State the number of lines that include the string "SO₄²", and write nothing else.

Data excerpts:
— Start —
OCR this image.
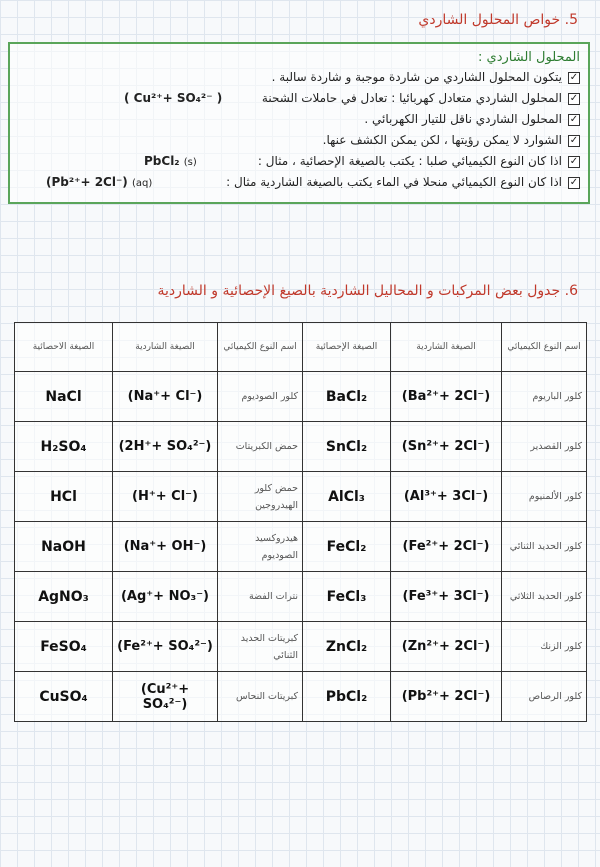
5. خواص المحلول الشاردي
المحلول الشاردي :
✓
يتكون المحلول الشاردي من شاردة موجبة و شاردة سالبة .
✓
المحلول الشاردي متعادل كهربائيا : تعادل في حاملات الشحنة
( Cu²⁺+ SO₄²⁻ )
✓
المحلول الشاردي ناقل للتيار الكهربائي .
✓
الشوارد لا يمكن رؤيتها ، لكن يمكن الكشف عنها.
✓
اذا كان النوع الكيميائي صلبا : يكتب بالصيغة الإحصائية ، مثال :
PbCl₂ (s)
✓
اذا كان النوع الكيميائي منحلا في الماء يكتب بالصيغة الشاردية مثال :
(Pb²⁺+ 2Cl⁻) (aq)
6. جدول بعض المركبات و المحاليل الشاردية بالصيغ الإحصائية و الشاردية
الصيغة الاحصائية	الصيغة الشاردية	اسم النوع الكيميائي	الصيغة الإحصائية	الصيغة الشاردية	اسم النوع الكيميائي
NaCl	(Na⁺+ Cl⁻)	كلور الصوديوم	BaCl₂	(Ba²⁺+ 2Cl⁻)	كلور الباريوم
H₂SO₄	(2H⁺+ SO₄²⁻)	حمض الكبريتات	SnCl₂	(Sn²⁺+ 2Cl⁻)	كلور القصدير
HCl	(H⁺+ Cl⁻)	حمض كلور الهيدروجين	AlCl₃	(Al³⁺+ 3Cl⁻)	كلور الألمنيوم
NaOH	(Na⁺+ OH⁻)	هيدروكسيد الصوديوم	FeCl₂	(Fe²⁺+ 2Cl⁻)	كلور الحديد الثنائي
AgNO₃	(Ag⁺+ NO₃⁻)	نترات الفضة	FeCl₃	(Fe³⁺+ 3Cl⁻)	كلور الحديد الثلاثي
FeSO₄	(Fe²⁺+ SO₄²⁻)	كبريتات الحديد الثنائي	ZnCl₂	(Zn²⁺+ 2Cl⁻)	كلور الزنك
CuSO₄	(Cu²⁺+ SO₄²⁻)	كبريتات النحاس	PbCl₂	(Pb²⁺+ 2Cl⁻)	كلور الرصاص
— End —
**Response below:**
4